- What to produce:
Each entry must be given again exactly; images do not belong in the copy.

Begin Entries supplied

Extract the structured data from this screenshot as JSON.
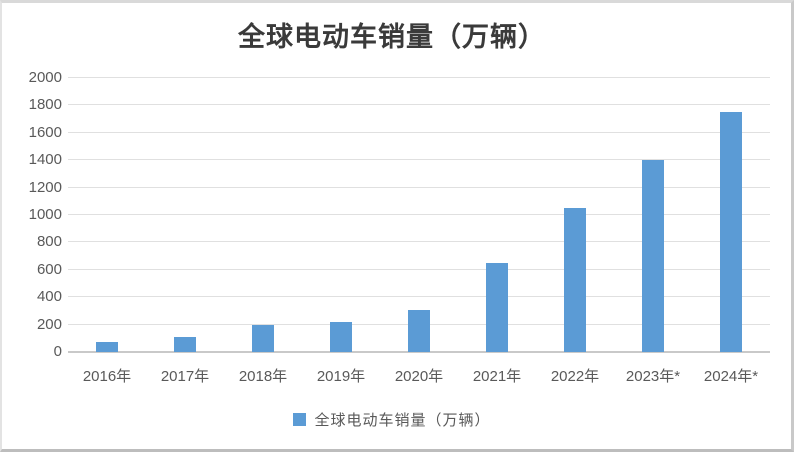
{
  "title": "全球电动车销量（万辆）",
  "legend": {
    "label": "全球电动车销量（万辆）",
    "swatch_color": "#5B9BD5"
  },
  "chart_data": {
    "type": "bar",
    "title": "全球电动车销量（万辆）",
    "categories": [
      "2016年",
      "2017年",
      "2018年",
      "2019年",
      "2020年",
      "2021年",
      "2022年",
      "2023年*",
      "2024年*"
    ],
    "values": [
      70,
      110,
      200,
      220,
      310,
      650,
      1050,
      1400,
      1750
    ],
    "series_name": "全球电动车销量（万辆）",
    "xlabel": "",
    "ylabel": "",
    "ylim": [
      0,
      2000
    ],
    "ytick_step": 200,
    "ytick_labels": [
      "0",
      "200",
      "400",
      "600",
      "800",
      "1000",
      "1200",
      "1400",
      "1600",
      "1800",
      "2000"
    ],
    "bar_color": "#5B9BD5",
    "gridline_color": "#E0E0E0",
    "zero_axis_color": "#C9C9C9",
    "tick_label_color": "#595959",
    "title_color": "#3A3A3A",
    "grid": "horizontal",
    "legend_position": "bottom"
  }
}
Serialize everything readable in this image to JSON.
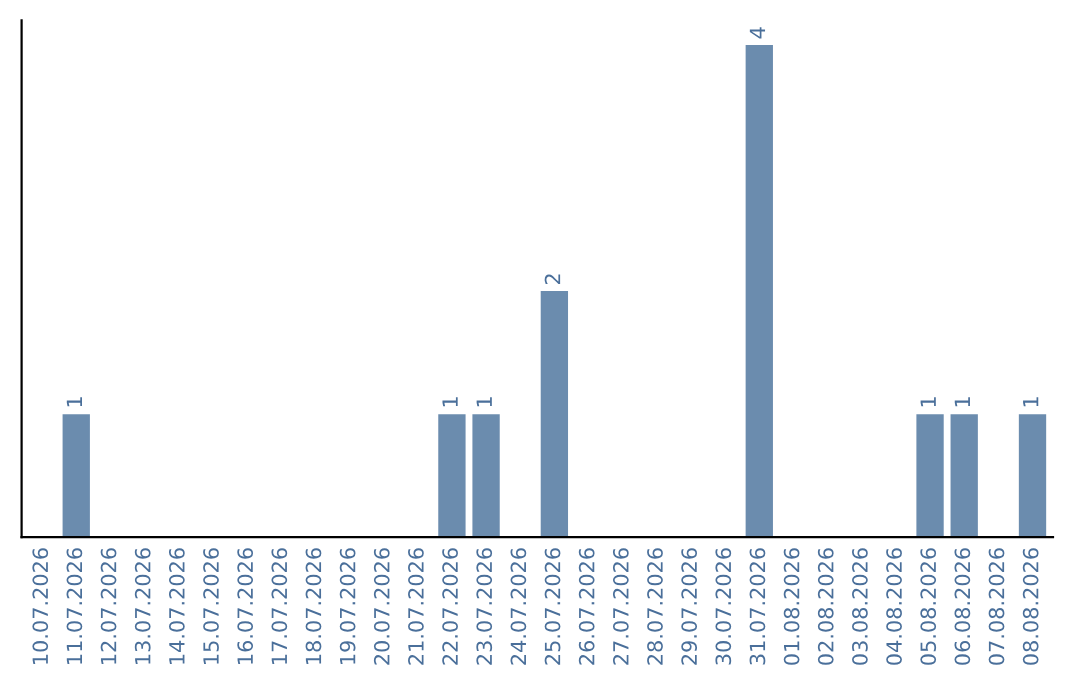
{
  "chart_data": {
    "type": "bar",
    "categories": [
      "10.07.2026",
      "11.07.2026",
      "12.07.2026",
      "13.07.2026",
      "14.07.2026",
      "15.07.2026",
      "16.07.2026",
      "17.07.2026",
      "18.07.2026",
      "19.07.2026",
      "20.07.2026",
      "21.07.2026",
      "22.07.2026",
      "23.07.2026",
      "24.07.2026",
      "25.07.2026",
      "26.07.2026",
      "27.07.2026",
      "28.07.2026",
      "29.07.2026",
      "30.07.2026",
      "31.07.2026",
      "01.08.2026",
      "02.08.2026",
      "03.08.2026",
      "04.08.2026",
      "05.08.2026",
      "06.08.2026",
      "07.08.2026",
      "08.08.2026"
    ],
    "values": [
      0,
      1,
      0,
      0,
      0,
      0,
      0,
      0,
      0,
      0,
      0,
      0,
      1,
      1,
      0,
      2,
      0,
      0,
      0,
      0,
      0,
      4,
      0,
      0,
      0,
      0,
      1,
      1,
      0,
      1
    ],
    "value_labels": [
      null,
      "1",
      null,
      null,
      null,
      null,
      null,
      null,
      null,
      null,
      null,
      null,
      "1",
      "1",
      null,
      "2",
      null,
      null,
      null,
      null,
      null,
      "4",
      null,
      null,
      null,
      null,
      "1",
      "1",
      null,
      "1"
    ],
    "color": "#6b8cae"
  }
}
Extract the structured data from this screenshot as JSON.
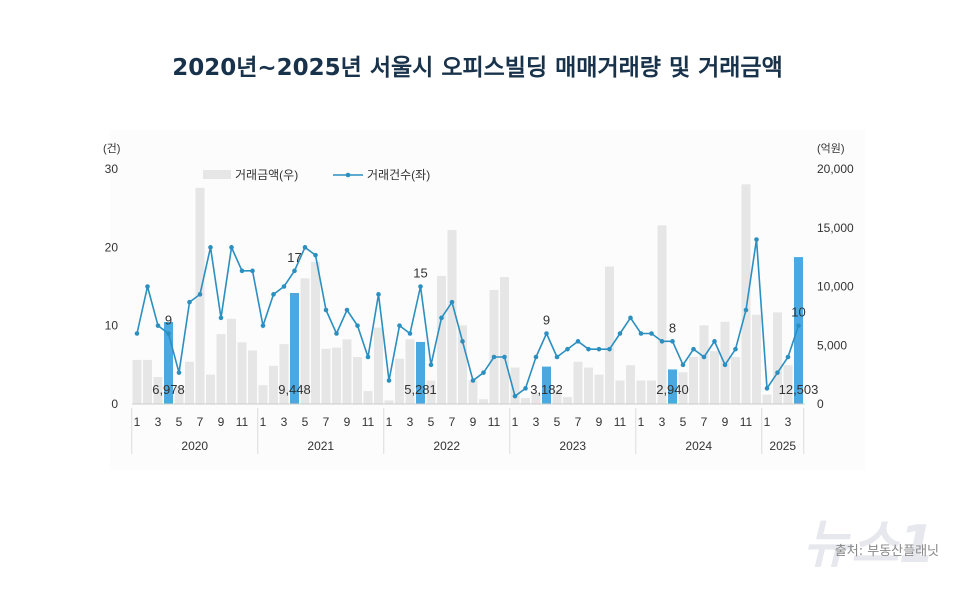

End Entries supplied

- Task result:
Extract the structured data from this screenshot as JSON.
{
  "title": "全球电动车销量（万辆）",
  "legend": {
    "label": "全球电动车销量（万辆）",
    "swatch_color": "#5B9BD5"
  },
  "chart_data": {
    "type": "bar",
    "title": "全球电动车销量（万辆）",
    "categories": [
      "2016年",
      "2017年",
      "2018年",
      "2019年",
      "2020年",
      "2021年",
      "2022年",
      "2023年*",
      "2024年*"
    ],
    "values": [
      70,
      110,
      200,
      220,
      310,
      650,
      1050,
      1400,
      1750
    ],
    "series_name": "全球电动车销量（万辆）",
    "xlabel": "",
    "ylabel": "",
    "ylim": [
      0,
      2000
    ],
    "ytick_step": 200,
    "ytick_labels": [
      "0",
      "200",
      "400",
      "600",
      "800",
      "1000",
      "1200",
      "1400",
      "1600",
      "1800",
      "2000"
    ],
    "bar_color": "#5B9BD5",
    "gridline_color": "#E0E0E0",
    "zero_axis_color": "#C9C9C9",
    "tick_label_color": "#595959",
    "title_color": "#3A3A3A",
    "grid": "horizontal",
    "legend_position": "bottom"
  }
}
Serialize everything readable in this image to JSON.
{
  "chart_data": {
    "type": "bar",
    "categories": [
      "10.07.2026",
      "11.07.2026",
      "12.07.2026",
      "13.07.2026",
      "14.07.2026",
      "15.07.2026",
      "16.07.2026",
      "17.07.2026",
      "18.07.2026",
      "19.07.2026",
      "20.07.2026",
      "21.07.2026",
      "22.07.2026",
      "23.07.2026",
      "24.07.2026",
      "25.07.2026",
      "26.07.2026",
      "27.07.2026",
      "28.07.2026",
      "29.07.2026",
      "30.07.2026",
      "31.07.2026",
      "01.08.2026",
      "02.08.2026",
      "03.08.2026",
      "04.08.2026",
      "05.08.2026",
      "06.08.2026",
      "07.08.2026",
      "08.08.2026"
    ],
    "values": [
      0,
      1,
      0,
      0,
      0,
      0,
      0,
      0,
      0,
      0,
      0,
      0,
      1,
      1,
      0,
      2,
      0,
      0,
      0,
      0,
      0,
      4,
      0,
      0,
      0,
      0,
      1,
      1,
      0,
      1
    ],
    "value_labels": [
      null,
      "1",
      null,
      null,
      null,
      null,
      null,
      null,
      null,
      null,
      null,
      null,
      "1",
      "1",
      null,
      "2",
      null,
      null,
      null,
      null,
      null,
      "4",
      null,
      null,
      null,
      null,
      "1",
      "1",
      null,
      "1"
    ],
    "color": "#6b8cae"
  }
}
Extract the structured data from this screenshot as JSON.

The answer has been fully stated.